Requirement:
Without the pictures, reproduce the records that follow exactly.

Extracted data entries:
++++++++
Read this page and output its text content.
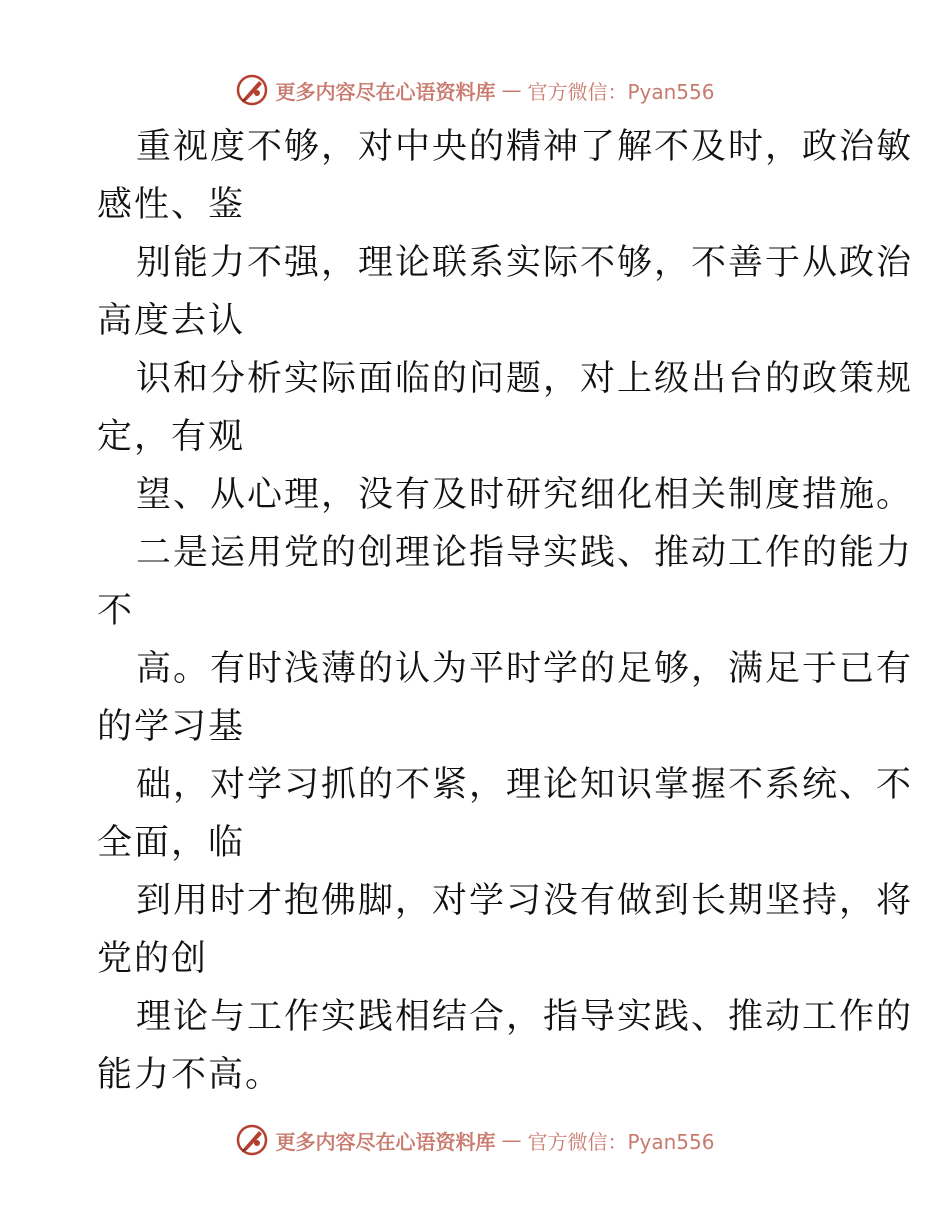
更多内容尽在心语资料库 — 官方微信：Pyan556
重视度不够，对中央的精神了解不及时，政治敏
感性、鉴
别能力不强，理论联系实际不够，不善于从政治
高度去认
识和分析实际面临的问题，对上级出台的政策规
定，有观
望、从心理，没有及时研究细化相关制度措施。
二是运用党的创理论指导实践、推动工作的能力
不
高。有时浅薄的认为平时学的足够，满足于已有
的学习基
础，对学习抓的不紧，理论知识掌握不系统、不
全面，临
到用时才抱佛脚，对学习没有做到长期坚持，将
党的创
理论与工作实践相结合，指导实践、推动工作的
能力不高。
更多内容尽在心语资料库 — 官方微信：Pyan556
++++++++
Written solution:
Read this page and output its text content.
更多内容尽在心语资料库 — 官方微信：Pyan556
重视度不够，对中央的精神了解不及时，政治敏
感性、鉴
别能力不强，理论联系实际不够，不善于从政治
高度去认
识和分析实际面临的问题，对上级出台的政策规
定，有观
望、从心理，没有及时研究细化相关制度措施。
二是运用党的创理论指导实践、推动工作的能力
不
高。有时浅薄的认为平时学的足够，满足于已有
的学习基
础，对学习抓的不紧，理论知识掌握不系统、不
全面，临
到用时才抱佛脚，对学习没有做到长期坚持，将
党的创
理论与工作实践相结合，指导实践、推动工作的
能力不高。
更多内容尽在心语资料库 — 官方微信：Pyan556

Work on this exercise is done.